Start of Provided records
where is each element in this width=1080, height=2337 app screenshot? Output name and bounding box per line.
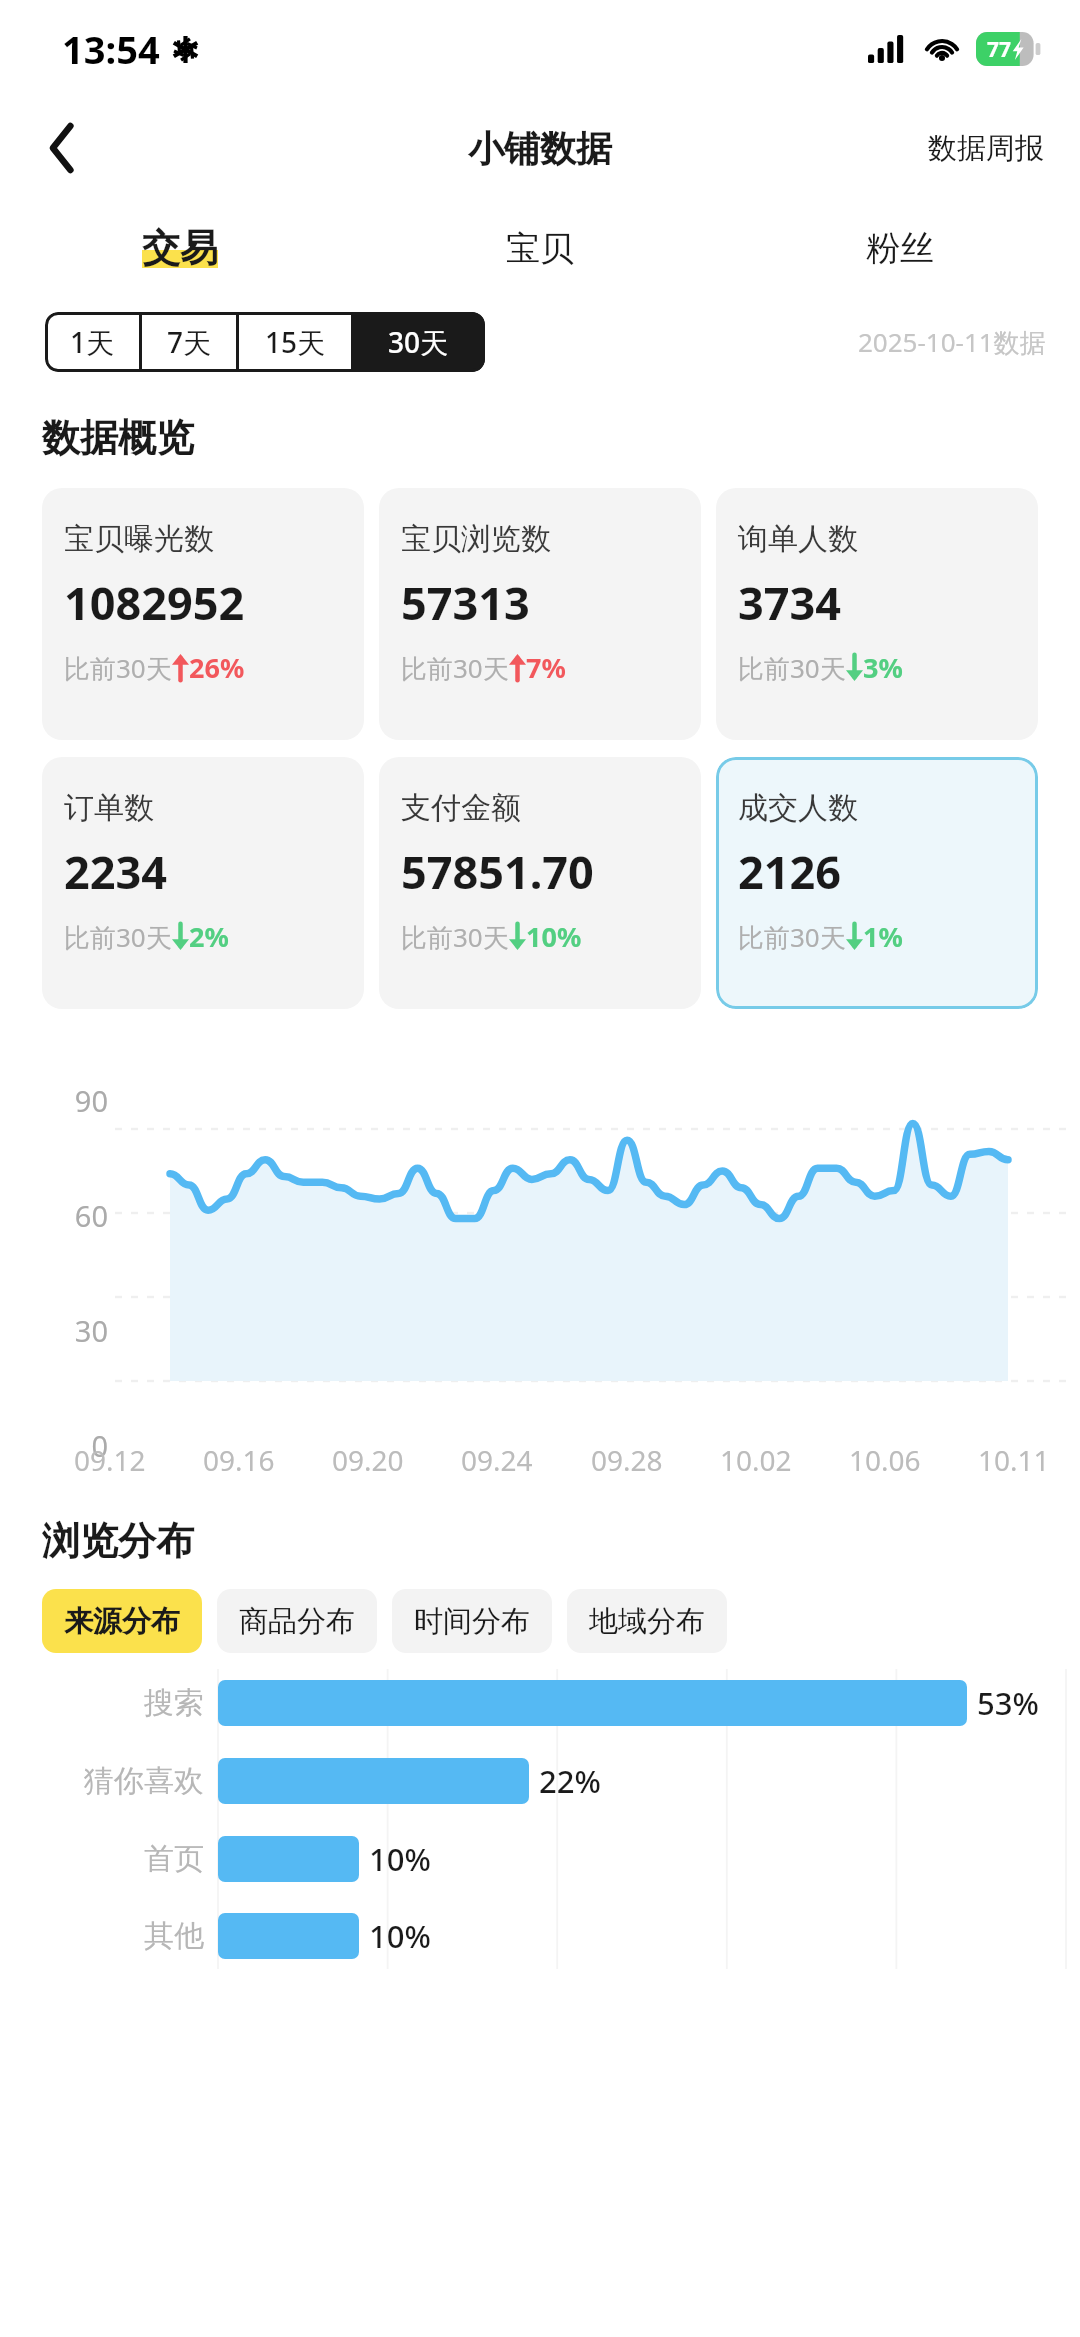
button[interactable]: 交易 xyxy=(0,198,360,298)
staticText: 09.16 xyxy=(203,1441,275,1479)
staticText: 3% xyxy=(863,649,903,686)
staticText: 10% xyxy=(526,918,582,955)
staticText: 13:54 xyxy=(62,23,160,75)
staticText: 3734 xyxy=(738,572,841,633)
staticText: 比前30天 xyxy=(738,919,846,955)
button[interactable]: 商品分布 xyxy=(217,1589,377,1653)
button[interactable]: 宝贝 xyxy=(360,198,720,298)
staticText: 53% xyxy=(977,1682,1039,1724)
staticText: 来源分布 xyxy=(64,1603,180,1640)
staticText: 10.02 xyxy=(720,1441,792,1479)
button[interactable]: 支付金额 xyxy=(379,757,701,1009)
staticText: 宝贝 xyxy=(506,227,574,270)
button[interactable]: 15天 xyxy=(239,312,351,372)
staticText: 15天 xyxy=(265,323,326,361)
button[interactable]: 成交人数 xyxy=(716,757,1038,1009)
button[interactable]: Back xyxy=(24,110,100,186)
staticText: 小铺数据 xyxy=(468,126,612,171)
button[interactable]: 粉丝 xyxy=(720,198,1080,298)
staticText: 30天 xyxy=(388,323,449,361)
button[interactable]: 宝贝曝光数 xyxy=(42,488,364,740)
staticText: 30 xyxy=(0,1311,108,1350)
staticText: 比前30天 xyxy=(64,650,172,686)
staticText: 57851.70 xyxy=(401,841,594,902)
staticText: 比前30天 xyxy=(401,919,509,955)
button[interactable]: 地域分布 xyxy=(567,1589,727,1653)
staticText: 10% xyxy=(369,1838,431,1880)
staticText: 09.20 xyxy=(332,1441,404,1479)
button[interactable]: 询单人数 xyxy=(716,488,1038,740)
staticText: 7% xyxy=(526,649,566,686)
button[interactable]: 数据周报 xyxy=(922,124,1050,173)
staticText: 比前30天 xyxy=(64,919,172,955)
button[interactable]: 30天 xyxy=(351,312,485,372)
staticText: 10.06 xyxy=(849,1441,921,1479)
button[interactable]: 宝贝浏览数 xyxy=(379,488,701,740)
staticText: 首页 xyxy=(144,1840,204,1878)
button[interactable]: 7天 xyxy=(142,312,236,372)
staticText: 7天 xyxy=(167,323,212,361)
staticText: 其他 xyxy=(144,1917,204,1955)
staticText: 1% xyxy=(863,918,903,955)
staticText: 订单数 xyxy=(64,789,154,827)
staticText: 粉丝 xyxy=(866,227,934,270)
staticText: 2025-10-11数据 xyxy=(858,324,1046,360)
button[interactable]: 时间分布 xyxy=(392,1589,552,1653)
staticText: 数据概览 xyxy=(42,414,194,462)
staticText: 搜索 xyxy=(144,1684,204,1722)
staticText: 90 xyxy=(0,1081,108,1120)
staticText: 支付金额 xyxy=(401,789,521,827)
staticText: 询单人数 xyxy=(738,520,858,558)
staticText: 成交人数 xyxy=(738,789,858,827)
button[interactable]: 1天 xyxy=(45,312,139,372)
staticText: 2% xyxy=(189,918,229,955)
staticText: 09.12 xyxy=(74,1441,146,1479)
staticText: 77 xyxy=(987,35,1012,64)
staticText: 交易 xyxy=(142,224,218,272)
button[interactable]: 订单数 xyxy=(42,757,364,1009)
staticText: 比前30天 xyxy=(401,650,509,686)
staticText: 猜你喜欢 xyxy=(84,1762,204,1800)
staticText: 1天 xyxy=(70,323,115,361)
staticText: 地域分布 xyxy=(589,1603,705,1640)
staticText: 60 xyxy=(0,1196,108,1235)
staticText: 10.11 xyxy=(978,1441,1050,1479)
staticText: 宝贝曝光数 xyxy=(64,520,214,558)
staticText: 1082952 xyxy=(64,572,245,633)
staticText: 浏览分布 xyxy=(42,1517,194,1565)
staticText: 数据周报 xyxy=(928,130,1044,167)
staticText: 09.24 xyxy=(461,1441,533,1479)
staticText: 2126 xyxy=(738,841,841,902)
staticText: 商品分布 xyxy=(239,1603,355,1640)
staticText: 09.28 xyxy=(591,1441,663,1479)
staticText: 57313 xyxy=(401,572,530,633)
staticText: 比前30天 xyxy=(738,650,846,686)
staticText: 22% xyxy=(539,1760,601,1802)
staticText: 26% xyxy=(189,649,245,686)
staticText: 2234 xyxy=(64,841,167,902)
staticText: 宝贝浏览数 xyxy=(401,520,551,558)
staticText: 0 xyxy=(0,1426,108,1465)
staticText: 10% xyxy=(369,1915,431,1957)
button[interactable]: 来源分布 xyxy=(42,1589,202,1653)
staticText: 时间分布 xyxy=(414,1603,530,1640)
End of Provided records
Problem statement = Copy out the entries exactly, beginning at the line that contains "button[interactable]: 交易 xyxy=(0,198,360,298)" and ending after the line that contains "staticText: 30天 xyxy=(388,323,449,361)".

Solution for this task =
button[interactable]: 交易 xyxy=(0,198,360,298)
staticText: 09.16 xyxy=(203,1441,275,1479)
staticText: 3% xyxy=(863,649,903,686)
staticText: 10% xyxy=(526,918,582,955)
staticText: 13:54 xyxy=(62,23,160,75)
staticText: 3734 xyxy=(738,572,841,633)
staticText: 比前30天 xyxy=(738,919,846,955)
button[interactable]: 商品分布 xyxy=(217,1589,377,1653)
button[interactable]: 宝贝 xyxy=(360,198,720,298)
staticText: 53% xyxy=(977,1682,1039,1724)
staticText: 来源分布 xyxy=(64,1603,180,1640)
staticText: 10.02 xyxy=(720,1441,792,1479)
button[interactable]: 支付金额 xyxy=(379,757,701,1009)
staticText: 宝贝 xyxy=(506,227,574,270)
button[interactable]: 15天 xyxy=(239,312,351,372)
staticText: 15天 xyxy=(265,323,326,361)
button[interactable]: 成交人数 xyxy=(716,757,1038,1009)
button[interactable]: Back xyxy=(24,110,100,186)
staticText: 小铺数据 xyxy=(468,126,612,171)
button[interactable]: 粉丝 xyxy=(720,198,1080,298)
staticText: 30天 xyxy=(388,323,449,361)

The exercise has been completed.